-- START OF Given information --

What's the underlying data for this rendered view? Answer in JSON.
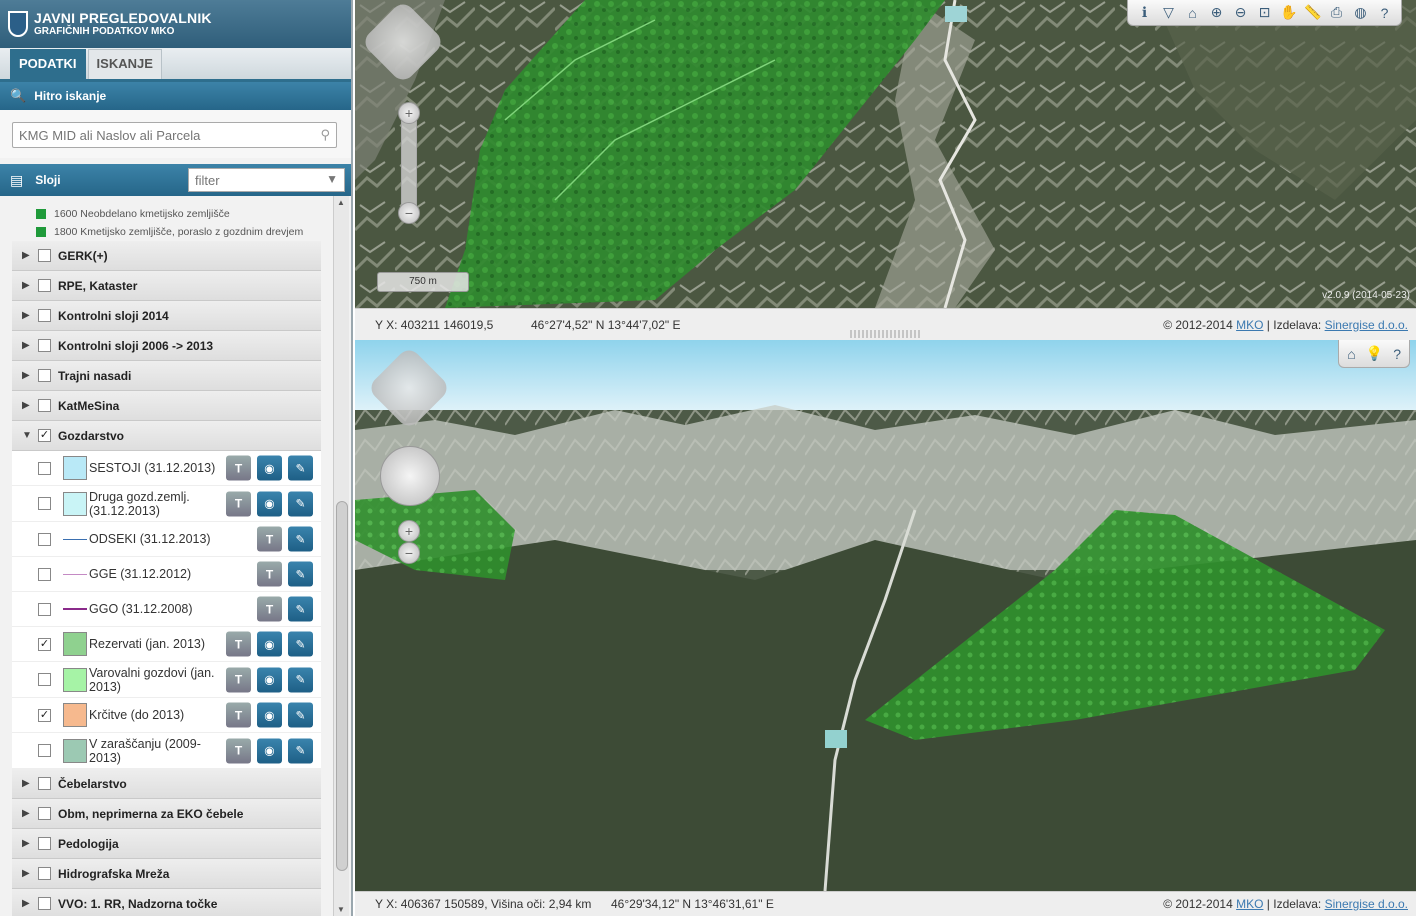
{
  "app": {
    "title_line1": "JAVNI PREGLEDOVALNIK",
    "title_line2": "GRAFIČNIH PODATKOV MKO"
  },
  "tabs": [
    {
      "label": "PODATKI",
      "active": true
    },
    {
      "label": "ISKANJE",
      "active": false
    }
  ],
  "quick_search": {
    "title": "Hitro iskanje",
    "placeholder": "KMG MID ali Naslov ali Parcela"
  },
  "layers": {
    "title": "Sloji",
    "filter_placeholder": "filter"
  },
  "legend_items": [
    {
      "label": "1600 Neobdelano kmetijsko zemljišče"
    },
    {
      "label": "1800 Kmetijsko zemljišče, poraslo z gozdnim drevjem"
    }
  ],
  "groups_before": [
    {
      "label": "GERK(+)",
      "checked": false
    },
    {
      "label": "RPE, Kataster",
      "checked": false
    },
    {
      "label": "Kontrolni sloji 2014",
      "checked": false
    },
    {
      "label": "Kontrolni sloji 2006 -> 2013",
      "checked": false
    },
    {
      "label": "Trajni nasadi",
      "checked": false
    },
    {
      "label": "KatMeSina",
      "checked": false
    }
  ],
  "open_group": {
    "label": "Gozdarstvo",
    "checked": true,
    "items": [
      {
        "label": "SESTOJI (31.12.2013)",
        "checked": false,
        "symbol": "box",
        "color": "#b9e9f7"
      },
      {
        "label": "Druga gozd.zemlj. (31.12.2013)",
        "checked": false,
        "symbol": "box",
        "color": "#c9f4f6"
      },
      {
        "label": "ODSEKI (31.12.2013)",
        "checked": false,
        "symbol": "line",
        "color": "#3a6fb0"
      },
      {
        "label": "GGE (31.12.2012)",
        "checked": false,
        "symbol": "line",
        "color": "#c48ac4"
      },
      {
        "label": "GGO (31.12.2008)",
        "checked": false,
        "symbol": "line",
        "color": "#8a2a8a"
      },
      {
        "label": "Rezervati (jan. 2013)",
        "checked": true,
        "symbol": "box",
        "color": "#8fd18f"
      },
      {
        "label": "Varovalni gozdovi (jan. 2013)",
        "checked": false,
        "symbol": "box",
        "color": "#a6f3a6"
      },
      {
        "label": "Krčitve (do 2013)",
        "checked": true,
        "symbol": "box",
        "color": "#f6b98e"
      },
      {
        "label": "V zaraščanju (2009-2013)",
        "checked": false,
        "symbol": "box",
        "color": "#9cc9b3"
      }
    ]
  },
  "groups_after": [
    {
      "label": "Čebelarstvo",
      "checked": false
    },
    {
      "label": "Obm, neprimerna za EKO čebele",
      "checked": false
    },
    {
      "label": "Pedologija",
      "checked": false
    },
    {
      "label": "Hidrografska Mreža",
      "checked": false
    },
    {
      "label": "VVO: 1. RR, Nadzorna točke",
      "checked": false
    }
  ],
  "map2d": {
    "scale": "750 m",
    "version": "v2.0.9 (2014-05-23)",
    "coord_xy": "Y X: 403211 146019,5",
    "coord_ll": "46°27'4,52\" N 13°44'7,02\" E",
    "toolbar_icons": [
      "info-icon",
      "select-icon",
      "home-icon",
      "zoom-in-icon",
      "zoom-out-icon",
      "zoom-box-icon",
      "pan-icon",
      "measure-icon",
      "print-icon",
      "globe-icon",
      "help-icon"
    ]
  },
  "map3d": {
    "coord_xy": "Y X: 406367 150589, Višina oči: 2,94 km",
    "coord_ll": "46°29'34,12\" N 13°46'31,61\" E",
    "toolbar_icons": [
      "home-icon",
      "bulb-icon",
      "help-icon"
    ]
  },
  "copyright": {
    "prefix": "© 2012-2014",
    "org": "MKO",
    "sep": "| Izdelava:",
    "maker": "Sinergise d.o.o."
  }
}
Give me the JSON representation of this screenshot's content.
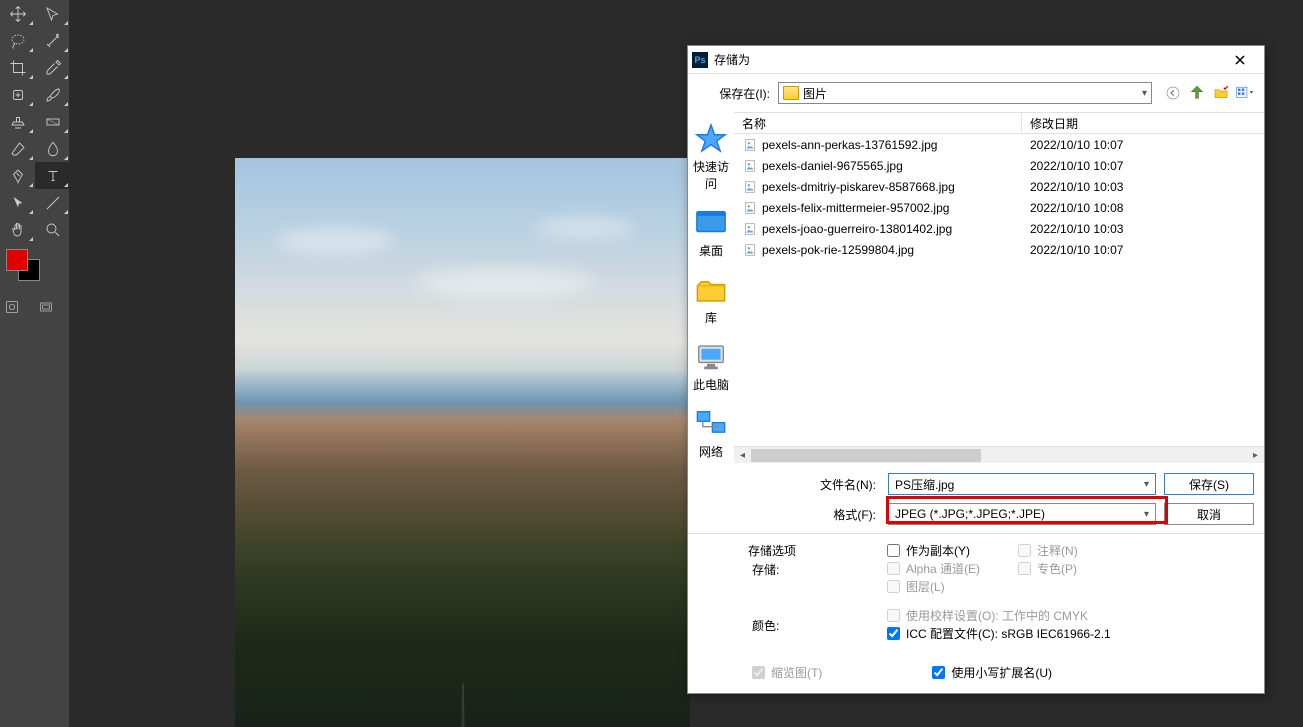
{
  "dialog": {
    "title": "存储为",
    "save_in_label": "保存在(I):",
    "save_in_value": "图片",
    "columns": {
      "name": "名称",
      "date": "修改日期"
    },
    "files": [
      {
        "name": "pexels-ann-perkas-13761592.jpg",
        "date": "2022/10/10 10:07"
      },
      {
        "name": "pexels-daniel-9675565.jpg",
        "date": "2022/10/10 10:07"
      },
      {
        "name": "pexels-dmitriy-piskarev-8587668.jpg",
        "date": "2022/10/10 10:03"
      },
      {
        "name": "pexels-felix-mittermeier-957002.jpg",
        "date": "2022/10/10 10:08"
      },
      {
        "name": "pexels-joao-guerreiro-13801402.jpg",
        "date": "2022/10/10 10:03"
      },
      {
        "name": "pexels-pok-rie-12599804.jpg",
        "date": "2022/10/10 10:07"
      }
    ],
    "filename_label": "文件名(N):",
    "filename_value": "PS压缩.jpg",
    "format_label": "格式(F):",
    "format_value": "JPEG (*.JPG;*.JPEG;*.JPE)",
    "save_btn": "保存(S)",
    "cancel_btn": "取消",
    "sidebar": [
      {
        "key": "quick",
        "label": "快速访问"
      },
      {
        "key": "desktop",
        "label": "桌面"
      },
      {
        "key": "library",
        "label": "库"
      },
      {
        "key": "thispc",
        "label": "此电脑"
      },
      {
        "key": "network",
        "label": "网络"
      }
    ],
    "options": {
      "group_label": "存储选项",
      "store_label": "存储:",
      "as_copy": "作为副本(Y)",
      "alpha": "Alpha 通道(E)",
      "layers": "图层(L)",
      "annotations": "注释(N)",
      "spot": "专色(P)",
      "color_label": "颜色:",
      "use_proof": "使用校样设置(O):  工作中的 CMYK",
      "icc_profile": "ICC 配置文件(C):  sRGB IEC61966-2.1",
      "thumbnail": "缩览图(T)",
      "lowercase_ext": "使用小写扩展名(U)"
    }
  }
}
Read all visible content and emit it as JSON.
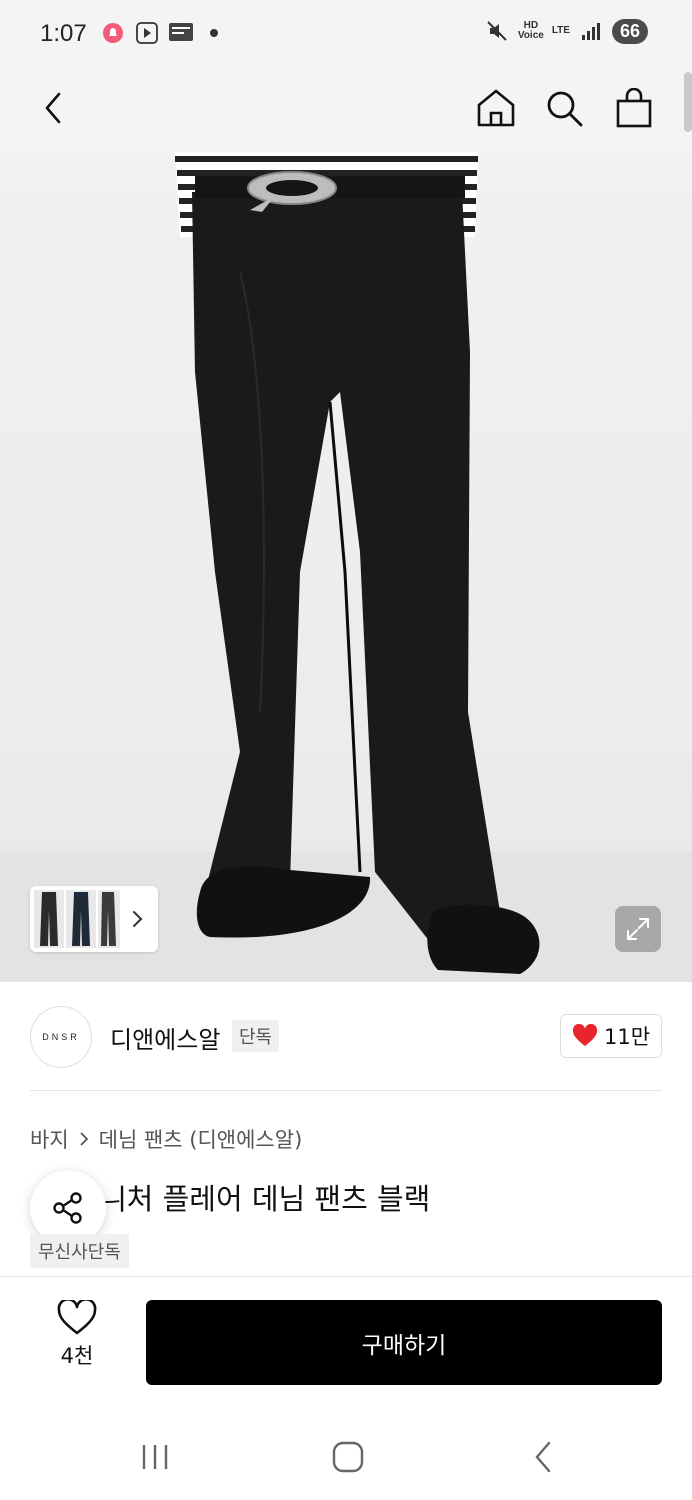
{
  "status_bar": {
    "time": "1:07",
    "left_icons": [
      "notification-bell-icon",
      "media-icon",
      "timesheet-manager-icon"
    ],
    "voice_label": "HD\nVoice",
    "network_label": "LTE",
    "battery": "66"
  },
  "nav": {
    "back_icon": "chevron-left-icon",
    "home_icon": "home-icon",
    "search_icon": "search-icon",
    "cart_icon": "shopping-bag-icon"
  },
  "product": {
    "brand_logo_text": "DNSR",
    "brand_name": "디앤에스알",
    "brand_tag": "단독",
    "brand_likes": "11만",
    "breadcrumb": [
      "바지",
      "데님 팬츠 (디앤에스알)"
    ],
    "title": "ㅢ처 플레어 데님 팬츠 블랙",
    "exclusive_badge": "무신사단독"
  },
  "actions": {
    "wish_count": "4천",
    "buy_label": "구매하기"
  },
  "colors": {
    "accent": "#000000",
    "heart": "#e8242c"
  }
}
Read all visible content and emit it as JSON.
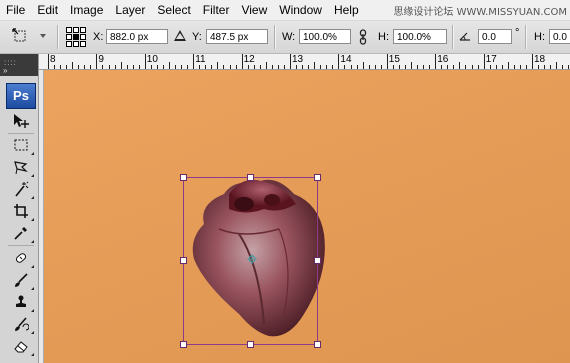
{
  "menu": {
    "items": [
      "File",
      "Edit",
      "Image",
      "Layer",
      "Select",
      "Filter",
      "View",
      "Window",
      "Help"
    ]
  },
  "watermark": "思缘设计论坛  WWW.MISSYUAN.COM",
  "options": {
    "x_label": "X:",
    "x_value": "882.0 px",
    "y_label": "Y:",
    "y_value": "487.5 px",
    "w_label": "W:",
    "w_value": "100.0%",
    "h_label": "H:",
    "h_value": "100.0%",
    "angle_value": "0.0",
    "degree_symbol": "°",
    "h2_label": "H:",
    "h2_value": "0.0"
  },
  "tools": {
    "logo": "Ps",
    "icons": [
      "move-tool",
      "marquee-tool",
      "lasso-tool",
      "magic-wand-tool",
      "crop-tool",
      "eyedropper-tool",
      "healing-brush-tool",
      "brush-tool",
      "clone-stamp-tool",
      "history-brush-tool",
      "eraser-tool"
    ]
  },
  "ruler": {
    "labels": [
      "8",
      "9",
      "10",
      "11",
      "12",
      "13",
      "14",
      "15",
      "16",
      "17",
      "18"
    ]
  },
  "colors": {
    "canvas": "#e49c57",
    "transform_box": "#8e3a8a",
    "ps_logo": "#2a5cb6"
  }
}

-- END OF Given information --

> [Requirement]: From the listing above, pick out each line where the word "zoom" appears.

> [Solution]:
      "zoom-in-icon",
      "zoom-out-icon",
      "zoom-box-icon",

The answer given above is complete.